----- EXTRACTED DATA -----
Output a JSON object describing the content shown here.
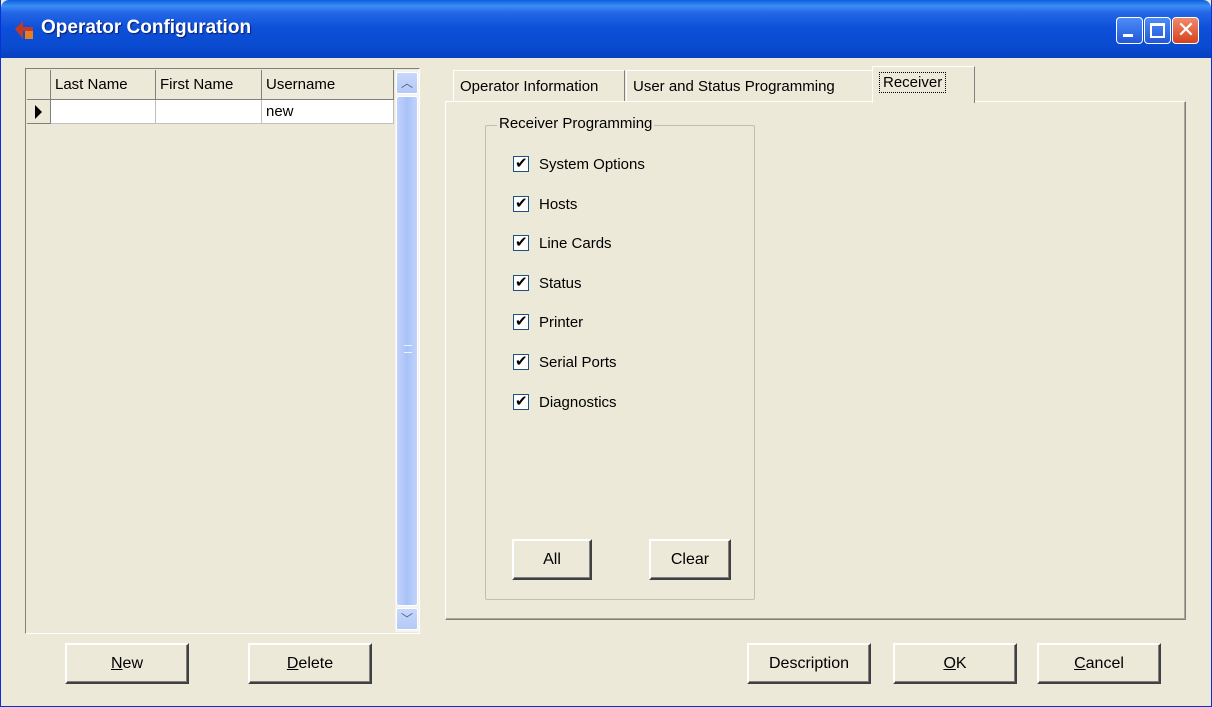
{
  "window": {
    "title": "Operator Configuration"
  },
  "grid": {
    "columns": [
      "Last Name",
      "First Name",
      "Username"
    ],
    "rows": [
      [
        "",
        "",
        "new"
      ]
    ]
  },
  "tabs": [
    {
      "label": "Operator Information",
      "active": false
    },
    {
      "label": "User and Status Programming",
      "active": false
    },
    {
      "label": "Receiver",
      "active": true
    }
  ],
  "receiver": {
    "group_title": "Receiver Programming",
    "options": [
      {
        "label": "System Options",
        "checked": true
      },
      {
        "label": "Hosts",
        "checked": true
      },
      {
        "label": "Line Cards",
        "checked": true
      },
      {
        "label": "Status",
        "checked": true
      },
      {
        "label": "Printer",
        "checked": true
      },
      {
        "label": "Serial Ports",
        "checked": true
      },
      {
        "label": "Diagnostics",
        "checked": true
      }
    ],
    "all_label": "All",
    "clear_label": "Clear"
  },
  "buttons": {
    "new": {
      "accel": "N",
      "rest": "ew"
    },
    "delete": {
      "accel": "D",
      "rest": "elete"
    },
    "description": "Description",
    "ok": {
      "accel": "O",
      "rest": "K"
    },
    "cancel": {
      "accel": "C",
      "rest": "ancel"
    }
  },
  "colors": {
    "titlebar": "#0a4bd0",
    "face": "#ece9d8"
  }
}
-----
## JOB:
Repeat each entry exactly. Pictures do not belong in the copy.

## TASK RESULT:
Output a JSON object describing the content shown here.
{
  "window": {
    "title": "Operator Configuration"
  },
  "grid": {
    "columns": [
      "Last Name",
      "First Name",
      "Username"
    ],
    "rows": [
      [
        "",
        "",
        "new"
      ]
    ]
  },
  "tabs": [
    {
      "label": "Operator Information",
      "active": false
    },
    {
      "label": "User and Status Programming",
      "active": false
    },
    {
      "label": "Receiver",
      "active": true
    }
  ],
  "receiver": {
    "group_title": "Receiver Programming",
    "options": [
      {
        "label": "System Options",
        "checked": true
      },
      {
        "label": "Hosts",
        "checked": true
      },
      {
        "label": "Line Cards",
        "checked": true
      },
      {
        "label": "Status",
        "checked": true
      },
      {
        "label": "Printer",
        "checked": true
      },
      {
        "label": "Serial Ports",
        "checked": true
      },
      {
        "label": "Diagnostics",
        "checked": true
      }
    ],
    "all_label": "All",
    "clear_label": "Clear"
  },
  "buttons": {
    "new": {
      "accel": "N",
      "rest": "ew"
    },
    "delete": {
      "accel": "D",
      "rest": "elete"
    },
    "description": "Description",
    "ok": {
      "accel": "O",
      "rest": "K"
    },
    "cancel": {
      "accel": "C",
      "rest": "ancel"
    }
  },
  "colors": {
    "titlebar": "#0a4bd0",
    "face": "#ece9d8"
  }
}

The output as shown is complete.